- _Input records_
◇ ◇ ◇ ◇

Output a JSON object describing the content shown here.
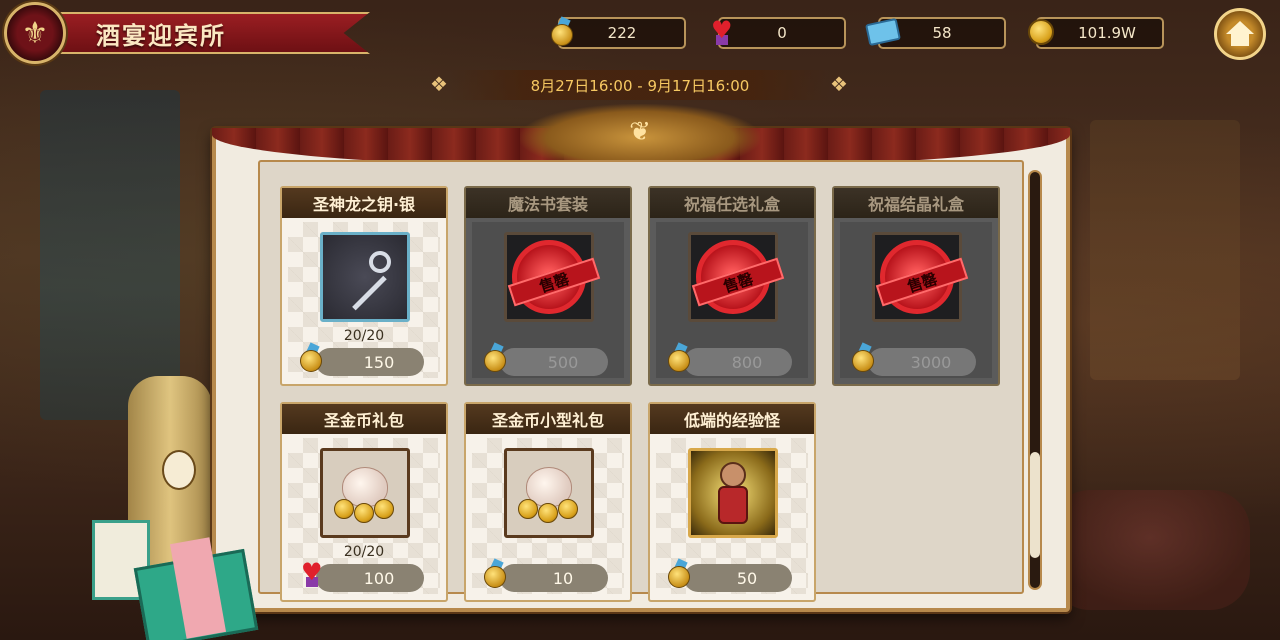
{
  "header": {
    "title": "酒宴迎宾所"
  },
  "currencies": [
    {
      "name": "medal-coin",
      "value": "222",
      "icon": "medal-coin-icon"
    },
    {
      "name": "heart",
      "value": "0",
      "icon": "heart-medal-icon"
    },
    {
      "name": "ticket",
      "value": "58",
      "icon": "ticket-icon"
    },
    {
      "name": "gold",
      "value": "101.9W",
      "icon": "gold-coin-icon"
    }
  ],
  "event": {
    "date_range": "8月27日16:00 - 9月17日16:00"
  },
  "items": [
    {
      "title": "圣神龙之钥·银",
      "stock": "20/20",
      "price": "150",
      "currency_icon": "medal-coin-icon",
      "sold_out": false,
      "image": "silver-key-icon"
    },
    {
      "title": "魔法书套装",
      "stock": "",
      "price": "500",
      "currency_icon": "medal-coin-icon",
      "sold_out": true,
      "stamp": "售罄",
      "image": "sold-out-stamp-icon"
    },
    {
      "title": "祝福任选礼盒",
      "stock": "",
      "price": "800",
      "currency_icon": "medal-coin-icon",
      "sold_out": true,
      "stamp": "售罄",
      "image": "sold-out-stamp-icon"
    },
    {
      "title": "祝福结晶礼盒",
      "stock": "",
      "price": "3000",
      "currency_icon": "medal-coin-icon",
      "sold_out": true,
      "stamp": "售罄",
      "image": "sold-out-stamp-icon"
    },
    {
      "title": "圣金币礼包",
      "stock": "20/20",
      "price": "100",
      "currency_icon": "heart-medal-icon",
      "sold_out": false,
      "image": "coin-bag-icon"
    },
    {
      "title": "圣金币小型礼包",
      "stock": "",
      "price": "10",
      "currency_icon": "medal-coin-icon",
      "sold_out": false,
      "image": "coin-bag-icon"
    },
    {
      "title": "低端的经验怪",
      "stock": "",
      "price": "50",
      "currency_icon": "medal-coin-icon",
      "sold_out": false,
      "image": "exp-monster-icon"
    }
  ],
  "colors": {
    "banner_red": "#9a1e22",
    "gold_trim": "#d8b46a",
    "date_text": "#f6c862",
    "stamp_red": "#e0282e"
  }
}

◇ ◇ ◇ ◇

- _Directions for this task_
Every line above should be returned exactly; the pictures stay out.

- _The result_
Output a JSON object describing the content shown here.
{
  "header": {
    "title": "酒宴迎宾所"
  },
  "currencies": [
    {
      "name": "medal-coin",
      "value": "222",
      "icon": "medal-coin-icon"
    },
    {
      "name": "heart",
      "value": "0",
      "icon": "heart-medal-icon"
    },
    {
      "name": "ticket",
      "value": "58",
      "icon": "ticket-icon"
    },
    {
      "name": "gold",
      "value": "101.9W",
      "icon": "gold-coin-icon"
    }
  ],
  "event": {
    "date_range": "8月27日16:00 - 9月17日16:00"
  },
  "items": [
    {
      "title": "圣神龙之钥·银",
      "stock": "20/20",
      "price": "150",
      "currency_icon": "medal-coin-icon",
      "sold_out": false,
      "image": "silver-key-icon"
    },
    {
      "title": "魔法书套装",
      "stock": "",
      "price": "500",
      "currency_icon": "medal-coin-icon",
      "sold_out": true,
      "stamp": "售罄",
      "image": "sold-out-stamp-icon"
    },
    {
      "title": "祝福任选礼盒",
      "stock": "",
      "price": "800",
      "currency_icon": "medal-coin-icon",
      "sold_out": true,
      "stamp": "售罄",
      "image": "sold-out-stamp-icon"
    },
    {
      "title": "祝福结晶礼盒",
      "stock": "",
      "price": "3000",
      "currency_icon": "medal-coin-icon",
      "sold_out": true,
      "stamp": "售罄",
      "image": "sold-out-stamp-icon"
    },
    {
      "title": "圣金币礼包",
      "stock": "20/20",
      "price": "100",
      "currency_icon": "heart-medal-icon",
      "sold_out": false,
      "image": "coin-bag-icon"
    },
    {
      "title": "圣金币小型礼包",
      "stock": "",
      "price": "10",
      "currency_icon": "medal-coin-icon",
      "sold_out": false,
      "image": "coin-bag-icon"
    },
    {
      "title": "低端的经验怪",
      "stock": "",
      "price": "50",
      "currency_icon": "medal-coin-icon",
      "sold_out": false,
      "image": "exp-monster-icon"
    }
  ],
  "colors": {
    "banner_red": "#9a1e22",
    "gold_trim": "#d8b46a",
    "date_text": "#f6c862",
    "stamp_red": "#e0282e"
  }
}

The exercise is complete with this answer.